Begin
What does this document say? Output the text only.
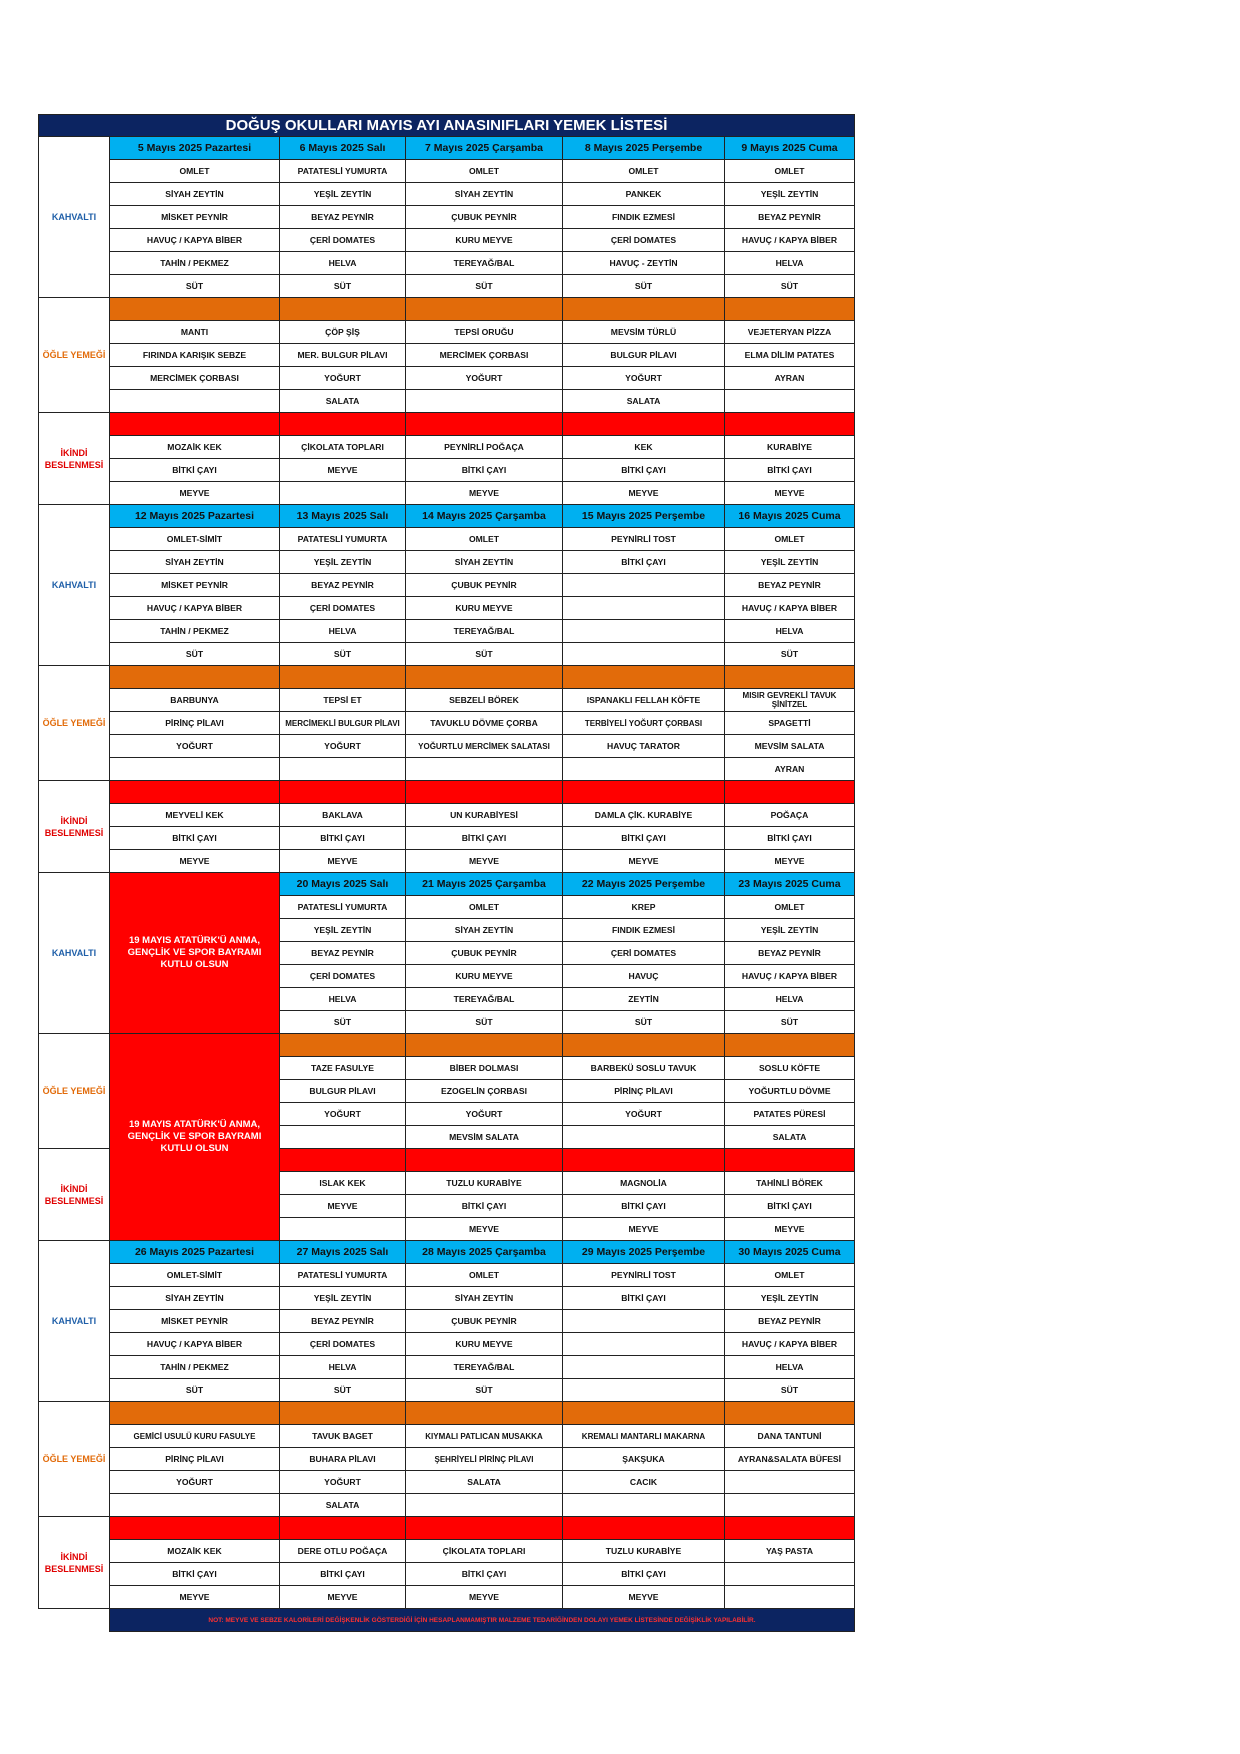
DOĞUŞ OKULLARI MAYIS AYI ANASINIFLARI YEMEK LİSTESİ					
KAHVALTI	5 Mayıs 2025 Pazartesi	6 Mayıs 2025 Salı	7 Mayıs 2025 Çarşamba	8 Mayıs 2025 Perşembe	9 Mayıs 2025 Cuma
	OMLET	PATATESLİ YUMURTA	OMLET	OMLET	OMLET
	SİYAH ZEYTİN	YEŞİL ZEYTİN	SİYAH ZEYTİN	PANKEK	YEŞİL ZEYTİN
	MİSKET PEYNİR	BEYAZ PEYNİR	ÇUBUK PEYNİR	FINDIK EZMESİ	BEYAZ PEYNİR
	HAVUÇ / KAPYA BİBER	ÇERİ DOMATES	KURU MEYVE	ÇERİ DOMATES	HAVUÇ / KAPYA BİBER
	TAHİN / PEKMEZ	HELVA	TEREYAĞ/BAL	HAVUÇ - ZEYTİN	HELVA
	SÜT	SÜT	SÜT	SÜT	SÜT
ÖĞLE YEMEĞİ					
	MANTI	ÇÖP ŞİŞ	TEPSİ ORUĞU	MEVSİM TÜRLÜ	VEJETERYAN PİZZA
	FIRINDA KARIŞIK SEBZE	MER. BULGUR PİLAVI	MERCİMEK ÇORBASI	BULGUR PİLAVI	ELMA DİLİM PATATES
	MERCİMEK ÇORBASI	YOĞURT	YOĞURT	YOĞURT	AYRAN
		SALATA		SALATA	
İKİNDİ BESLENMESİ					
	MOZAİK KEK	ÇİKOLATA TOPLARI	PEYNİRLİ POĞAÇA	KEK	KURABİYE
	BİTKİ ÇAYI	MEYVE	BİTKİ ÇAYI	BİTKİ ÇAYI	BİTKİ ÇAYI
	MEYVE		MEYVE	MEYVE	MEYVE
KAHVALTI	12 Mayıs 2025 Pazartesi	13 Mayıs 2025 Salı	14 Mayıs 2025 Çarşamba	15 Mayıs 2025 Perşembe	16 Mayıs 2025 Cuma
	OMLET-SİMİT	PATATESLİ YUMURTA	OMLET	PEYNİRLİ TOST	OMLET
	SİYAH ZEYTİN	YEŞİL ZEYTİN	SİYAH ZEYTİN	BİTKİ ÇAYI	YEŞİL ZEYTİN
	MİSKET PEYNİR	BEYAZ PEYNİR	ÇUBUK PEYNİR		BEYAZ PEYNİR
	HAVUÇ / KAPYA BİBER	ÇERİ DOMATES	KURU MEYVE		HAVUÇ / KAPYA BİBER
	TAHİN / PEKMEZ	HELVA	TEREYAĞ/BAL		HELVA
	SÜT	SÜT	SÜT		SÜT
ÖĞLE YEMEĞİ					
	BARBUNYA	TEPSİ ET	SEBZELİ BÖREK	ISPANAKLI FELLAH KÖFTE	MISIR GEVREKLİ TAVUK ŞİNİTZEL
	PİRİNÇ PİLAVI	MERCİMEKLİ BULGUR PİLAVI	TAVUKLU DÖVME ÇORBA	TERBİYELİ YOĞURT ÇORBASI	SPAGETTİ
	YOĞURT	YOĞURT	YOĞURTLU MERCİMEK SALATASI	HAVUÇ TARATOR	MEVSİM SALATA
					AYRAN
İKİNDİ BESLENMESİ					
	MEYVELİ KEK	BAKLAVA	UN KURABİYESİ	DAMLA ÇİK. KURABİYE	POĞAÇA
	BİTKİ ÇAYI	BİTKİ ÇAYI	BİTKİ ÇAYI	BİTKİ ÇAYI	BİTKİ ÇAYI
	MEYVE	MEYVE	MEYVE	MEYVE	MEYVE
KAHVALTI	19 MAYIS ATATÜRK'Ü ANMA, GENÇLİK VE SPOR BAYRAMI KUTLU OLSUN	20 Mayıs 2025 Salı	21 Mayıs 2025 Çarşamba	22 Mayıs 2025 Perşembe	23 Mayıs 2025 Cuma
		PATATESLİ YUMURTA	OMLET	KREP	OMLET
		YEŞİL ZEYTİN	SİYAH ZEYTİN	FINDIK EZMESİ	YEŞİL ZEYTİN
		BEYAZ PEYNİR	ÇUBUK PEYNİR	ÇERİ DOMATES	BEYAZ PEYNİR
		ÇERİ DOMATES	KURU MEYVE	HAVUÇ	HAVUÇ / KAPYA BİBER
		HELVA	TEREYAĞ/BAL	ZEYTİN	HELVA
		SÜT	SÜT	SÜT	SÜT
ÖĞLE YEMEĞİ	19 MAYIS ATATÜRK'Ü ANMA, GENÇLİK VE SPOR BAYRAMI KUTLU OLSUN				
		TAZE FASULYE	BİBER DOLMASI	BARBEKÜ SOSLU TAVUK	SOSLU KÖFTE
		BULGUR PİLAVI	EZOGELİN ÇORBASI	PİRİNÇ PİLAVI	YOĞURTLU DÖVME
		YOĞURT	YOĞURT	YOĞURT	PATATES PÜRESİ
			MEVSİM SALATA		SALATA
İKİNDİ BESLENMESİ					
		ISLAK KEK	TUZLU KURABİYE	MAGNOLİA	TAHİNLİ BÖREK
		MEYVE	BİTKİ ÇAYI	BİTKİ ÇAYI	BİTKİ ÇAYI
			MEYVE	MEYVE	MEYVE
KAHVALTI	26 Mayıs 2025 Pazartesi	27 Mayıs 2025 Salı	28 Mayıs 2025 Çarşamba	29 Mayıs 2025 Perşembe	30 Mayıs 2025 Cuma
	OMLET-SİMİT	PATATESLİ YUMURTA	OMLET	PEYNİRLİ TOST	OMLET
	SİYAH ZEYTİN	YEŞİL ZEYTİN	SİYAH ZEYTİN	BİTKİ ÇAYI	YEŞİL ZEYTİN
	MİSKET PEYNİR	BEYAZ PEYNİR	ÇUBUK PEYNİR		BEYAZ PEYNİR
	HAVUÇ / KAPYA BİBER	ÇERİ DOMATES	KURU MEYVE		HAVUÇ / KAPYA BİBER
	TAHİN / PEKMEZ	HELVA	TEREYAĞ/BAL		HELVA
	SÜT	SÜT	SÜT		SÜT
ÖĞLE YEMEĞİ					
	GEMİCİ USULÜ KURU FASULYE	TAVUK BAGET	KIYMALI PATLICAN MUSAKKA	KREMALI MANTARLI MAKARNA	DANA TANTUNİ
	PİRİNÇ PİLAVI	BUHARA PİLAVI	ŞEHRİYELİ PİRİNÇ PİLAVI	ŞAKŞUKA	AYRAN&SALATA BÜFESİ
	YOĞURT	YOĞURT	SALATA	CACIK	
		SALATA			
İKİNDİ BESLENMESİ					
	MOZAİK KEK	DERE OTLU POĞAÇA	ÇİKOLATA TOPLARI	TUZLU KURABİYE	YAŞ PASTA
	BİTKİ ÇAYI	BİTKİ ÇAYI	BİTKİ ÇAYI	BİTKİ ÇAYI	
	MEYVE	MEYVE	MEYVE	MEYVE	
	NOT: MEYVE VE SEBZE KALORİLERİ DEĞİŞKENLİK GÖSTERDİĞİ İÇİN HESAPLANMAMIŞTIR MALZEME TEDARİĞİNDEN DOLAYI YEMEK LİSTESİNDE DEĞİŞİKLİK YAPILABİLİR.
End
THE PROBLEM: Reproduce each entry verbatim, excluding any embedded images.

REPLY:
What does this document say? Output the text only.
DOĞUŞ OKULLARI MAYIS AYI ANASINIFLARI YEMEK LİSTESİ					
KAHVALTI	5 Mayıs 2025 Pazartesi	6 Mayıs 2025 Salı	7 Mayıs 2025 Çarşamba	8 Mayıs 2025 Perşembe	9 Mayıs 2025 Cuma
	OMLET	PATATESLİ YUMURTA	OMLET	OMLET	OMLET
	SİYAH ZEYTİN	YEŞİL ZEYTİN	SİYAH ZEYTİN	PANKEK	YEŞİL ZEYTİN
	MİSKET PEYNİR	BEYAZ PEYNİR	ÇUBUK PEYNİR	FINDIK EZMESİ	BEYAZ PEYNİR
	HAVUÇ / KAPYA BİBER	ÇERİ DOMATES	KURU MEYVE	ÇERİ DOMATES	HAVUÇ / KAPYA BİBER
	TAHİN / PEKMEZ	HELVA	TEREYAĞ/BAL	HAVUÇ - ZEYTİN	HELVA
	SÜT	SÜT	SÜT	SÜT	SÜT
ÖĞLE YEMEĞİ					
	MANTI	ÇÖP ŞİŞ	TEPSİ ORUĞU	MEVSİM TÜRLÜ	VEJETERYAN PİZZA
	FIRINDA KARIŞIK SEBZE	MER. BULGUR PİLAVI	MERCİMEK ÇORBASI	BULGUR PİLAVI	ELMA DİLİM PATATES
	MERCİMEK ÇORBASI	YOĞURT	YOĞURT	YOĞURT	AYRAN
		SALATA		SALATA	
İKİNDİ BESLENMESİ					
	MOZAİK KEK	ÇİKOLATA TOPLARI	PEYNİRLİ POĞAÇA	KEK	KURABİYE
	BİTKİ ÇAYI	MEYVE	BİTKİ ÇAYI	BİTKİ ÇAYI	BİTKİ ÇAYI
	MEYVE		MEYVE	MEYVE	MEYVE
KAHVALTI	12 Mayıs 2025 Pazartesi	13 Mayıs 2025 Salı	14 Mayıs 2025 Çarşamba	15 Mayıs 2025 Perşembe	16 Mayıs 2025 Cuma
	OMLET-SİMİT	PATATESLİ YUMURTA	OMLET	PEYNİRLİ TOST	OMLET
	SİYAH ZEYTİN	YEŞİL ZEYTİN	SİYAH ZEYTİN	BİTKİ ÇAYI	YEŞİL ZEYTİN
	MİSKET PEYNİR	BEYAZ PEYNİR	ÇUBUK PEYNİR		BEYAZ PEYNİR
	HAVUÇ / KAPYA BİBER	ÇERİ DOMATES	KURU MEYVE		HAVUÇ / KAPYA BİBER
	TAHİN / PEKMEZ	HELVA	TEREYAĞ/BAL		HELVA
	SÜT	SÜT	SÜT		SÜT
ÖĞLE YEMEĞİ					
	BARBUNYA	TEPSİ ET	SEBZELİ BÖREK	ISPANAKLI FELLAH KÖFTE	MISIR GEVREKLİ TAVUK ŞİNİTZEL
	PİRİNÇ PİLAVI	MERCİMEKLİ BULGUR PİLAVI	TAVUKLU DÖVME ÇORBA	TERBİYELİ YOĞURT ÇORBASI	SPAGETTİ
	YOĞURT	YOĞURT	YOĞURTLU MERCİMEK SALATASI	HAVUÇ TARATOR	MEVSİM SALATA
					AYRAN
İKİNDİ BESLENMESİ					
	MEYVELİ KEK	BAKLAVA	UN KURABİYESİ	DAMLA ÇİK. KURABİYE	POĞAÇA
	BİTKİ ÇAYI	BİTKİ ÇAYI	BİTKİ ÇAYI	BİTKİ ÇAYI	BİTKİ ÇAYI
	MEYVE	MEYVE	MEYVE	MEYVE	MEYVE
KAHVALTI	19 MAYIS ATATÜRK'Ü ANMA, GENÇLİK VE SPOR BAYRAMI KUTLU OLSUN	20 Mayıs 2025 Salı	21 Mayıs 2025 Çarşamba	22 Mayıs 2025 Perşembe	23 Mayıs 2025 Cuma
		PATATESLİ YUMURTA	OMLET	KREP	OMLET
		YEŞİL ZEYTİN	SİYAH ZEYTİN	FINDIK EZMESİ	YEŞİL ZEYTİN
		BEYAZ PEYNİR	ÇUBUK PEYNİR	ÇERİ DOMATES	BEYAZ PEYNİR
		ÇERİ DOMATES	KURU MEYVE	HAVUÇ	HAVUÇ / KAPYA BİBER
		HELVA	TEREYAĞ/BAL	ZEYTİN	HELVA
		SÜT	SÜT	SÜT	SÜT
ÖĞLE YEMEĞİ	19 MAYIS ATATÜRK'Ü ANMA, GENÇLİK VE SPOR BAYRAMI KUTLU OLSUN				
		TAZE FASULYE	BİBER DOLMASI	BARBEKÜ SOSLU TAVUK	SOSLU KÖFTE
		BULGUR PİLAVI	EZOGELİN ÇORBASI	PİRİNÇ PİLAVI	YOĞURTLU DÖVME
		YOĞURT	YOĞURT	YOĞURT	PATATES PÜRESİ
			MEVSİM SALATA		SALATA
İKİNDİ BESLENMESİ					
		ISLAK KEK	TUZLU KURABİYE	MAGNOLİA	TAHİNLİ BÖREK
		MEYVE	BİTKİ ÇAYI	BİTKİ ÇAYI	BİTKİ ÇAYI
			MEYVE	MEYVE	MEYVE
KAHVALTI	26 Mayıs 2025 Pazartesi	27 Mayıs 2025 Salı	28 Mayıs 2025 Çarşamba	29 Mayıs 2025 Perşembe	30 Mayıs 2025 Cuma
	OMLET-SİMİT	PATATESLİ YUMURTA	OMLET	PEYNİRLİ TOST	OMLET
	SİYAH ZEYTİN	YEŞİL ZEYTİN	SİYAH ZEYTİN	BİTKİ ÇAYI	YEŞİL ZEYTİN
	MİSKET PEYNİR	BEYAZ PEYNİR	ÇUBUK PEYNİR		BEYAZ PEYNİR
	HAVUÇ / KAPYA BİBER	ÇERİ DOMATES	KURU MEYVE		HAVUÇ / KAPYA BİBER
	TAHİN / PEKMEZ	HELVA	TEREYAĞ/BAL		HELVA
	SÜT	SÜT	SÜT		SÜT
ÖĞLE YEMEĞİ					
	GEMİCİ USULÜ KURU FASULYE	TAVUK BAGET	KIYMALI PATLICAN MUSAKKA	KREMALI MANTARLI MAKARNA	DANA TANTUNİ
	PİRİNÇ PİLAVI	BUHARA PİLAVI	ŞEHRİYELİ PİRİNÇ PİLAVI	ŞAKŞUKA	AYRAN&SALATA BÜFESİ
	YOĞURT	YOĞURT	SALATA	CACIK	
		SALATA			
İKİNDİ BESLENMESİ					
	MOZAİK KEK	DERE OTLU POĞAÇA	ÇİKOLATA TOPLARI	TUZLU KURABİYE	YAŞ PASTA
	BİTKİ ÇAYI	BİTKİ ÇAYI	BİTKİ ÇAYI	BİTKİ ÇAYI	
	MEYVE	MEYVE	MEYVE	MEYVE	
	NOT: MEYVE VE SEBZE KALORİLERİ DEĞİŞKENLİK GÖSTERDİĞİ İÇİN HESAPLANMAMIŞTIR MALZEME TEDARİĞİNDEN DOLAYI YEMEK LİSTESİNDE DEĞİŞİKLİK YAPILABİLİR.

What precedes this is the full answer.